** BEGIN RECORDS FOR THIS EXERCISE **

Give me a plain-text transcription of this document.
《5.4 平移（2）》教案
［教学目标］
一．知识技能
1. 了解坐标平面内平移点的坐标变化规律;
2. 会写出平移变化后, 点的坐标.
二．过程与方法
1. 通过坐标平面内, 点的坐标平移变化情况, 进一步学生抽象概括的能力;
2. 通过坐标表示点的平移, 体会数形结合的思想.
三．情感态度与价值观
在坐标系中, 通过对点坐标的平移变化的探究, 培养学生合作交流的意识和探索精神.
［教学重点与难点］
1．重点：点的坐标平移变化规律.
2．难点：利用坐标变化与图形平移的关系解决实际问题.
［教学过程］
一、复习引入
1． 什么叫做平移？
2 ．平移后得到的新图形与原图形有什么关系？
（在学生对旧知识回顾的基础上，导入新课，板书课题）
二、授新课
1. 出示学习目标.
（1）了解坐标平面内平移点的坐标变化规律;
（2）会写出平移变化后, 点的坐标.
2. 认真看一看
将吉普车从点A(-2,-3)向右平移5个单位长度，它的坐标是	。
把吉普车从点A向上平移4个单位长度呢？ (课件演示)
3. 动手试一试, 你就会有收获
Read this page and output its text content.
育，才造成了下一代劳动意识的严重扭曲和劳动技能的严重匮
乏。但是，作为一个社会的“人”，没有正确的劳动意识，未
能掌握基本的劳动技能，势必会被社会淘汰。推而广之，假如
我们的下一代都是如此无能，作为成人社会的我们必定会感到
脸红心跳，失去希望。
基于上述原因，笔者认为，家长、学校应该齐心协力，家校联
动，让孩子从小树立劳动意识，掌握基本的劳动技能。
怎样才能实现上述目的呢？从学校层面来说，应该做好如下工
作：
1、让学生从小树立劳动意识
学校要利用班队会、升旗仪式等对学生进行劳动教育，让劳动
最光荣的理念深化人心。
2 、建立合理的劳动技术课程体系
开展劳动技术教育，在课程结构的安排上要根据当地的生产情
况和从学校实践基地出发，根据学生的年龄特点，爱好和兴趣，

** END RECORDS FOR THIS EXERCISE **

## GIVEN TASK
Set down only these lines, exactly: the line containing "Read this page and output its text content." and each line after it, through the end of the listing.

## TASK ANSWER
Read this page and output its text content.
育，才造成了下一代劳动意识的严重扭曲和劳动技能的严重匮
乏。但是，作为一个社会的“人”，没有正确的劳动意识，未
能掌握基本的劳动技能，势必会被社会淘汰。推而广之，假如
我们的下一代都是如此无能，作为成人社会的我们必定会感到
脸红心跳，失去希望。
基于上述原因，笔者认为，家长、学校应该齐心协力，家校联
动，让孩子从小树立劳动意识，掌握基本的劳动技能。
怎样才能实现上述目的呢？从学校层面来说，应该做好如下工
作：
1、让学生从小树立劳动意识
学校要利用班队会、升旗仪式等对学生进行劳动教育，让劳动
最光荣的理念深化人心。
2 、建立合理的劳动技术课程体系
开展劳动技术教育，在课程结构的安排上要根据当地的生产情
况和从学校实践基地出发，根据学生的年龄特点，爱好和兴趣，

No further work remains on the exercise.